Collected data entries

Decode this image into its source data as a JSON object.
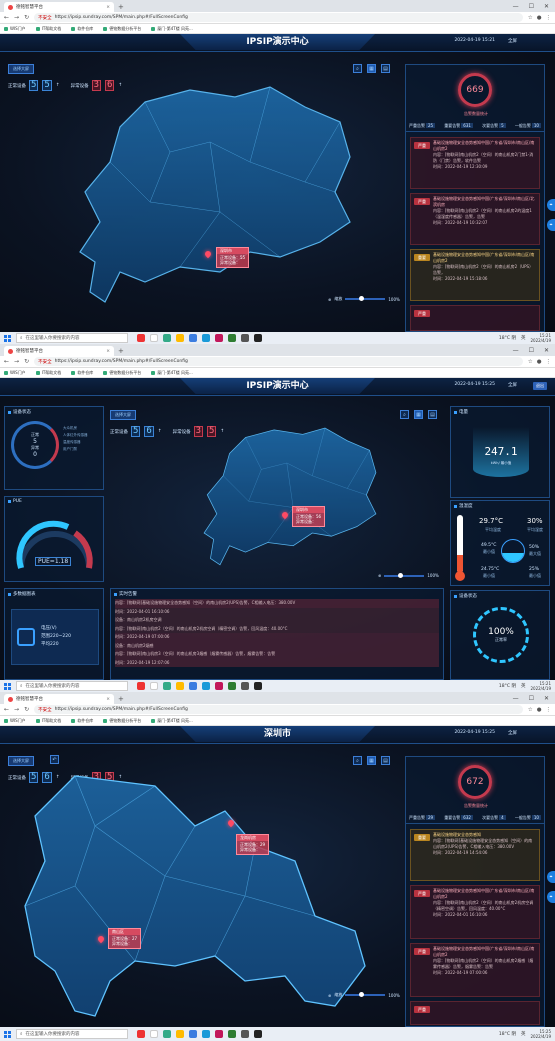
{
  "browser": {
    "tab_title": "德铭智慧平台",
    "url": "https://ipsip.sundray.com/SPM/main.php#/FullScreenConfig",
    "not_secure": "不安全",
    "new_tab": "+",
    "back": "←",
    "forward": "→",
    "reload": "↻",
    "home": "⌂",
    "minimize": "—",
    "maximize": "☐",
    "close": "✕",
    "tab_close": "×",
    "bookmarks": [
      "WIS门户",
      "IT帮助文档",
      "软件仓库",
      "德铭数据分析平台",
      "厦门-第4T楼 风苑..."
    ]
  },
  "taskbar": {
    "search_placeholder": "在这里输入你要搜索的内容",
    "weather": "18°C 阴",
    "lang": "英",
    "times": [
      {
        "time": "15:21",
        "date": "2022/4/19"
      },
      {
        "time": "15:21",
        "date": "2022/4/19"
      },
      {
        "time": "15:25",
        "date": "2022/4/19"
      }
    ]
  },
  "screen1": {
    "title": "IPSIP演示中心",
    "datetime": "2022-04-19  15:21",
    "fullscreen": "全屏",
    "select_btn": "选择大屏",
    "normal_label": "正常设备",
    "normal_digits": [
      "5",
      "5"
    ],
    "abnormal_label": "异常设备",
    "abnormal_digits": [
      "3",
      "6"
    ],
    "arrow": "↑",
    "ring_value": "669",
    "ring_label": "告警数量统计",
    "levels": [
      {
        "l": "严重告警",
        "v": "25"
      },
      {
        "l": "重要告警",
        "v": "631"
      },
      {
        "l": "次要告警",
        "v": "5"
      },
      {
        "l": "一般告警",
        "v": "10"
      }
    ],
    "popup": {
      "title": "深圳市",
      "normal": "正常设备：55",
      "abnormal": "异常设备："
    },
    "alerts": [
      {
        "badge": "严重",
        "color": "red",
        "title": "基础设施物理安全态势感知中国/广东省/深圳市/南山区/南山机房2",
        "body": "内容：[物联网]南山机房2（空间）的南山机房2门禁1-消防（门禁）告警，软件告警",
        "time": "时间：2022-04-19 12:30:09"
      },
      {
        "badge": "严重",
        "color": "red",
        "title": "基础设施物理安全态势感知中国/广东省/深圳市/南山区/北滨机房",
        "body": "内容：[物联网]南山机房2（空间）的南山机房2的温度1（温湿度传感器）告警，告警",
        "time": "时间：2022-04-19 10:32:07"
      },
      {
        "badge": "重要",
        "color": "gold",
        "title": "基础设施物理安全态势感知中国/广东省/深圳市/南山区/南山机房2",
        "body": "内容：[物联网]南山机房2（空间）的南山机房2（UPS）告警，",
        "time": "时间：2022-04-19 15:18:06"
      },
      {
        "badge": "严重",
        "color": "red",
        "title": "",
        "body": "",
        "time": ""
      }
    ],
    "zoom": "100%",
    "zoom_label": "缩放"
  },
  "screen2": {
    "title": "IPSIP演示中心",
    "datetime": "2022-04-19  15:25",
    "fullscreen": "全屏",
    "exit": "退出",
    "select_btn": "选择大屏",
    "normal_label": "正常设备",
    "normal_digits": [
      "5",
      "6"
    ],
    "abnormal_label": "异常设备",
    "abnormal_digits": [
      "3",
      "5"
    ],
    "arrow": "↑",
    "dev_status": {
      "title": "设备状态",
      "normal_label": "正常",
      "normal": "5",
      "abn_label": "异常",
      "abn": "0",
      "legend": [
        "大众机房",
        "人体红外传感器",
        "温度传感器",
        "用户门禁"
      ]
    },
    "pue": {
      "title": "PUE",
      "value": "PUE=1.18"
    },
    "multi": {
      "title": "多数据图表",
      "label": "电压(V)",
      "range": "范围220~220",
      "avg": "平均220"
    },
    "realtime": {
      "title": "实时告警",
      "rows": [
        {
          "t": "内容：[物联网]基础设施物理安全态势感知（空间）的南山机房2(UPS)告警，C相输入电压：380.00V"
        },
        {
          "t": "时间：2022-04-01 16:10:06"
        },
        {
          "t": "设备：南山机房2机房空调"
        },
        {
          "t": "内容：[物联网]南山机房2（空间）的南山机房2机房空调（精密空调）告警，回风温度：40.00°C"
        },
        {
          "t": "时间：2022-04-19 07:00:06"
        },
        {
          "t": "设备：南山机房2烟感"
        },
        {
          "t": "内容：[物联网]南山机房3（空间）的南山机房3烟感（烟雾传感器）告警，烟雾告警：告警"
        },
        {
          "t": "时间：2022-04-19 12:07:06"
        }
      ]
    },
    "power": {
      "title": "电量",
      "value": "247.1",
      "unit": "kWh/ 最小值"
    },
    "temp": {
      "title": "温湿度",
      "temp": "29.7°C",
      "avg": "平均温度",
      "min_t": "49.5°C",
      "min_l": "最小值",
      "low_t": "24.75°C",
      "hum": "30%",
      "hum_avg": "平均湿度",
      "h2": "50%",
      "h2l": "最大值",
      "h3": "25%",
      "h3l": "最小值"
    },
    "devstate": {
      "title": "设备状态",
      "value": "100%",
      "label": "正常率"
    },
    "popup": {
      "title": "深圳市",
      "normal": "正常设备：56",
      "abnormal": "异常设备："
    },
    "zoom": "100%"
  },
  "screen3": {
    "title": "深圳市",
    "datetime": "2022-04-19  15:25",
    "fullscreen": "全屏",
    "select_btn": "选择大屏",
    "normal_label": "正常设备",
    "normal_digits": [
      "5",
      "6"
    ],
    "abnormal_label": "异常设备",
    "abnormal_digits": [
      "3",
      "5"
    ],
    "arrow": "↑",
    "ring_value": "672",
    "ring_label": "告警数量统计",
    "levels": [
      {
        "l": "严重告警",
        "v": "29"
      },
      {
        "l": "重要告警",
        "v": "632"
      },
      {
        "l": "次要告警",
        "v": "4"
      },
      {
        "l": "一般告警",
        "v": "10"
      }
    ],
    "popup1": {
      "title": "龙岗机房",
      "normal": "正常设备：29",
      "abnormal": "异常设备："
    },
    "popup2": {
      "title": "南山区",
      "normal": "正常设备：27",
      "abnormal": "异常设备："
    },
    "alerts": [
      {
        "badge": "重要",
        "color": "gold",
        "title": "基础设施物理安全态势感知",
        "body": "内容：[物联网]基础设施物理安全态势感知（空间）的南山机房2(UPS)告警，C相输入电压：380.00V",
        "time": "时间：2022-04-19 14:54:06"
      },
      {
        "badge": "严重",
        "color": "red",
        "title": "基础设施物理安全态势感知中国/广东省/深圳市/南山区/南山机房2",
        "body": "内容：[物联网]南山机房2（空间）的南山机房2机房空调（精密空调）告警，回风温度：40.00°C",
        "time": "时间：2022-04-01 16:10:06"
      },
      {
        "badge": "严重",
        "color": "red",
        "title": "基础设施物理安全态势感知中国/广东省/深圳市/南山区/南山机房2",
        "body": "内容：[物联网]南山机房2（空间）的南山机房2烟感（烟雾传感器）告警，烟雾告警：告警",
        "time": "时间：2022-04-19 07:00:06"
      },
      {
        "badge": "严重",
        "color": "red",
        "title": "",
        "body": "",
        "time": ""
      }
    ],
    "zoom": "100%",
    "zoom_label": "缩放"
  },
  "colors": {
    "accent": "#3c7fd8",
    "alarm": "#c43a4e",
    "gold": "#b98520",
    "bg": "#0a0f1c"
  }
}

— WRITTEN PROBLEM —
Print the records word for word and exclude any picture they hold.

— TASK OUTPUT —
Decode this image into its source data as a JSON object.
{
  "browser": {
    "tab_title": "德铭智慧平台",
    "url": "https://ipsip.sundray.com/SPM/main.php#/FullScreenConfig",
    "not_secure": "不安全",
    "new_tab": "+",
    "back": "←",
    "forward": "→",
    "reload": "↻",
    "home": "⌂",
    "minimize": "—",
    "maximize": "☐",
    "close": "✕",
    "tab_close": "×",
    "bookmarks": [
      "WIS门户",
      "IT帮助文档",
      "软件仓库",
      "德铭数据分析平台",
      "厦门-第4T楼 风苑..."
    ]
  },
  "taskbar": {
    "search_placeholder": "在这里输入你要搜索的内容",
    "weather": "18°C 阴",
    "lang": "英",
    "times": [
      {
        "time": "15:21",
        "date": "2022/4/19"
      },
      {
        "time": "15:21",
        "date": "2022/4/19"
      },
      {
        "time": "15:25",
        "date": "2022/4/19"
      }
    ]
  },
  "screen1": {
    "title": "IPSIP演示中心",
    "datetime": "2022-04-19  15:21",
    "fullscreen": "全屏",
    "select_btn": "选择大屏",
    "normal_label": "正常设备",
    "normal_digits": [
      "5",
      "5"
    ],
    "abnormal_label": "异常设备",
    "abnormal_digits": [
      "3",
      "6"
    ],
    "arrow": "↑",
    "ring_value": "669",
    "ring_label": "告警数量统计",
    "levels": [
      {
        "l": "严重告警",
        "v": "25"
      },
      {
        "l": "重要告警",
        "v": "631"
      },
      {
        "l": "次要告警",
        "v": "5"
      },
      {
        "l": "一般告警",
        "v": "10"
      }
    ],
    "popup": {
      "title": "深圳市",
      "normal": "正常设备：55",
      "abnormal": "异常设备："
    },
    "alerts": [
      {
        "badge": "严重",
        "color": "red",
        "title": "基础设施物理安全态势感知中国/广东省/深圳市/南山区/南山机房2",
        "body": "内容：[物联网]南山机房2（空间）的南山机房2门禁1-消防（门禁）告警，软件告警",
        "time": "时间：2022-04-19 12:30:09"
      },
      {
        "badge": "严重",
        "color": "red",
        "title": "基础设施物理安全态势感知中国/广东省/深圳市/南山区/北滨机房",
        "body": "内容：[物联网]南山机房2（空间）的南山机房2的温度1（温湿度传感器）告警，告警",
        "time": "时间：2022-04-19 10:32:07"
      },
      {
        "badge": "重要",
        "color": "gold",
        "title": "基础设施物理安全态势感知中国/广东省/深圳市/南山区/南山机房2",
        "body": "内容：[物联网]南山机房2（空间）的南山机房2（UPS）告警，",
        "time": "时间：2022-04-19 15:18:06"
      },
      {
        "badge": "严重",
        "color": "red",
        "title": "",
        "body": "",
        "time": ""
      }
    ],
    "zoom": "100%",
    "zoom_label": "缩放"
  },
  "screen2": {
    "title": "IPSIP演示中心",
    "datetime": "2022-04-19  15:25",
    "fullscreen": "全屏",
    "exit": "退出",
    "select_btn": "选择大屏",
    "normal_label": "正常设备",
    "normal_digits": [
      "5",
      "6"
    ],
    "abnormal_label": "异常设备",
    "abnormal_digits": [
      "3",
      "5"
    ],
    "arrow": "↑",
    "dev_status": {
      "title": "设备状态",
      "normal_label": "正常",
      "normal": "5",
      "abn_label": "异常",
      "abn": "0",
      "legend": [
        "大众机房",
        "人体红外传感器",
        "温度传感器",
        "用户门禁"
      ]
    },
    "pue": {
      "title": "PUE",
      "value": "PUE=1.18"
    },
    "multi": {
      "title": "多数据图表",
      "label": "电压(V)",
      "range": "范围220~220",
      "avg": "平均220"
    },
    "realtime": {
      "title": "实时告警",
      "rows": [
        {
          "t": "内容：[物联网]基础设施物理安全态势感知（空间）的南山机房2(UPS)告警，C相输入电压：380.00V"
        },
        {
          "t": "时间：2022-04-01 16:10:06"
        },
        {
          "t": "设备：南山机房2机房空调"
        },
        {
          "t": "内容：[物联网]南山机房2（空间）的南山机房2机房空调（精密空调）告警，回风温度：40.00°C"
        },
        {
          "t": "时间：2022-04-19 07:00:06"
        },
        {
          "t": "设备：南山机房2烟感"
        },
        {
          "t": "内容：[物联网]南山机房3（空间）的南山机房3烟感（烟雾传感器）告警，烟雾告警：告警"
        },
        {
          "t": "时间：2022-04-19 12:07:06"
        }
      ]
    },
    "power": {
      "title": "电量",
      "value": "247.1",
      "unit": "kWh/ 最小值"
    },
    "temp": {
      "title": "温湿度",
      "temp": "29.7°C",
      "avg": "平均温度",
      "min_t": "49.5°C",
      "min_l": "最小值",
      "low_t": "24.75°C",
      "hum": "30%",
      "hum_avg": "平均湿度",
      "h2": "50%",
      "h2l": "最大值",
      "h3": "25%",
      "h3l": "最小值"
    },
    "devstate": {
      "title": "设备状态",
      "value": "100%",
      "label": "正常率"
    },
    "popup": {
      "title": "深圳市",
      "normal": "正常设备：56",
      "abnormal": "异常设备："
    },
    "zoom": "100%"
  },
  "screen3": {
    "title": "深圳市",
    "datetime": "2022-04-19  15:25",
    "fullscreen": "全屏",
    "select_btn": "选择大屏",
    "normal_label": "正常设备",
    "normal_digits": [
      "5",
      "6"
    ],
    "abnormal_label": "异常设备",
    "abnormal_digits": [
      "3",
      "5"
    ],
    "arrow": "↑",
    "ring_value": "672",
    "ring_label": "告警数量统计",
    "levels": [
      {
        "l": "严重告警",
        "v": "29"
      },
      {
        "l": "重要告警",
        "v": "632"
      },
      {
        "l": "次要告警",
        "v": "4"
      },
      {
        "l": "一般告警",
        "v": "10"
      }
    ],
    "popup1": {
      "title": "龙岗机房",
      "normal": "正常设备：29",
      "abnormal": "异常设备："
    },
    "popup2": {
      "title": "南山区",
      "normal": "正常设备：27",
      "abnormal": "异常设备："
    },
    "alerts": [
      {
        "badge": "重要",
        "color": "gold",
        "title": "基础设施物理安全态势感知",
        "body": "内容：[物联网]基础设施物理安全态势感知（空间）的南山机房2(UPS)告警，C相输入电压：380.00V",
        "time": "时间：2022-04-19 14:54:06"
      },
      {
        "badge": "严重",
        "color": "red",
        "title": "基础设施物理安全态势感知中国/广东省/深圳市/南山区/南山机房2",
        "body": "内容：[物联网]南山机房2（空间）的南山机房2机房空调（精密空调）告警，回风温度：40.00°C",
        "time": "时间：2022-04-01 16:10:06"
      },
      {
        "badge": "严重",
        "color": "red",
        "title": "基础设施物理安全态势感知中国/广东省/深圳市/南山区/南山机房2",
        "body": "内容：[物联网]南山机房2（空间）的南山机房2烟感（烟雾传感器）告警，烟雾告警：告警",
        "time": "时间：2022-04-19 07:00:06"
      },
      {
        "badge": "严重",
        "color": "red",
        "title": "",
        "body": "",
        "time": ""
      }
    ],
    "zoom": "100%",
    "zoom_label": "缩放"
  },
  "colors": {
    "accent": "#3c7fd8",
    "alarm": "#c43a4e",
    "gold": "#b98520",
    "bg": "#0a0f1c"
  }
}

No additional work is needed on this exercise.